## Exercise brief
Leave out the pictures and repeat the rest of the material exactly.

········

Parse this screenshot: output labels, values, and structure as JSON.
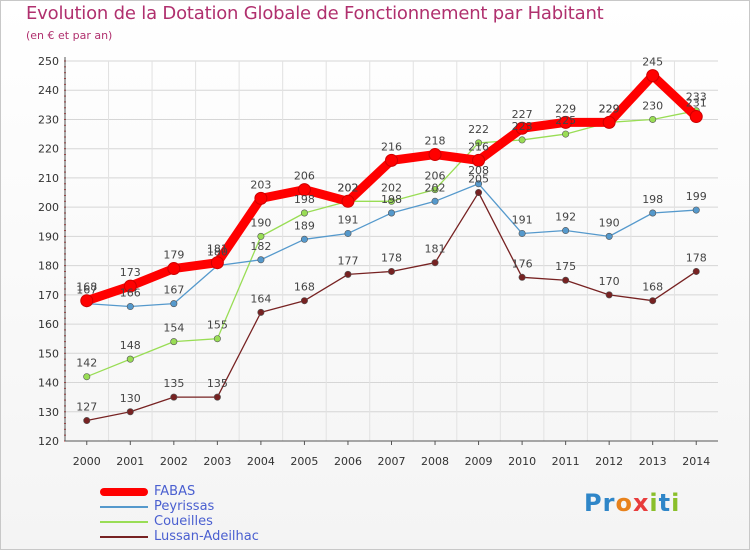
{
  "chart_data": {
    "type": "line",
    "title": "Evolution de la Dotation Globale de Fonctionnement par Habitant",
    "subtitle": "(en € et par an)",
    "xlabel": "",
    "ylabel": "",
    "ylim": [
      120,
      250
    ],
    "yticks": [
      120,
      130,
      140,
      150,
      160,
      170,
      180,
      190,
      200,
      210,
      220,
      230,
      240,
      250
    ],
    "categories": [
      "2000",
      "2001",
      "2002",
      "2003",
      "2004",
      "2005",
      "2006",
      "2007",
      "2008",
      "2009",
      "2010",
      "2011",
      "2012",
      "2013",
      "2014"
    ],
    "grid": true,
    "series": [
      {
        "name": "FABAS",
        "color": "#ff0000",
        "values": [
          168,
          173,
          179,
          181,
          203,
          206,
          202,
          216,
          218,
          216,
          227,
          229,
          229,
          245,
          231
        ]
      },
      {
        "name": "Peyrissas",
        "color": "#5599cc",
        "values": [
          167,
          166,
          167,
          180,
          182,
          189,
          191,
          198,
          202,
          208,
          191,
          192,
          190,
          198,
          199
        ]
      },
      {
        "name": "Coueilles",
        "color": "#99dd55",
        "values": [
          142,
          148,
          154,
          155,
          190,
          198,
          202,
          202,
          206,
          222,
          223,
          225,
          229,
          230,
          233
        ]
      },
      {
        "name": "Lussan-Adeilhac",
        "color": "#772222",
        "values": [
          127,
          130,
          135,
          135,
          164,
          168,
          177,
          178,
          181,
          205,
          176,
          175,
          170,
          168,
          178
        ]
      }
    ]
  },
  "logo": {
    "text": "Proxiti",
    "letter_colors": [
      "#2f86c8",
      "#2f86c8",
      "#e8821c",
      "#e83c3c",
      "#8abf2a",
      "#2f86c8",
      "#8abf2a"
    ]
  }
}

········

## Written solution
Parse this screenshot: output labels, values, and structure as JSON.
{
  "chart_data": {
    "type": "line",
    "title": "Evolution de la Dotation Globale de Fonctionnement par Habitant",
    "subtitle": "(en € et par an)",
    "xlabel": "",
    "ylabel": "",
    "ylim": [
      120,
      250
    ],
    "yticks": [
      120,
      130,
      140,
      150,
      160,
      170,
      180,
      190,
      200,
      210,
      220,
      230,
      240,
      250
    ],
    "categories": [
      "2000",
      "2001",
      "2002",
      "2003",
      "2004",
      "2005",
      "2006",
      "2007",
      "2008",
      "2009",
      "2010",
      "2011",
      "2012",
      "2013",
      "2014"
    ],
    "grid": true,
    "series": [
      {
        "name": "FABAS",
        "color": "#ff0000",
        "values": [
          168,
          173,
          179,
          181,
          203,
          206,
          202,
          216,
          218,
          216,
          227,
          229,
          229,
          245,
          231
        ]
      },
      {
        "name": "Peyrissas",
        "color": "#5599cc",
        "values": [
          167,
          166,
          167,
          180,
          182,
          189,
          191,
          198,
          202,
          208,
          191,
          192,
          190,
          198,
          199
        ]
      },
      {
        "name": "Coueilles",
        "color": "#99dd55",
        "values": [
          142,
          148,
          154,
          155,
          190,
          198,
          202,
          202,
          206,
          222,
          223,
          225,
          229,
          230,
          233
        ]
      },
      {
        "name": "Lussan-Adeilhac",
        "color": "#772222",
        "values": [
          127,
          130,
          135,
          135,
          164,
          168,
          177,
          178,
          181,
          205,
          176,
          175,
          170,
          168,
          178
        ]
      }
    ]
  },
  "logo": {
    "text": "Proxiti",
    "letter_colors": [
      "#2f86c8",
      "#2f86c8",
      "#e8821c",
      "#e83c3c",
      "#8abf2a",
      "#2f86c8",
      "#8abf2a"
    ]
  }
}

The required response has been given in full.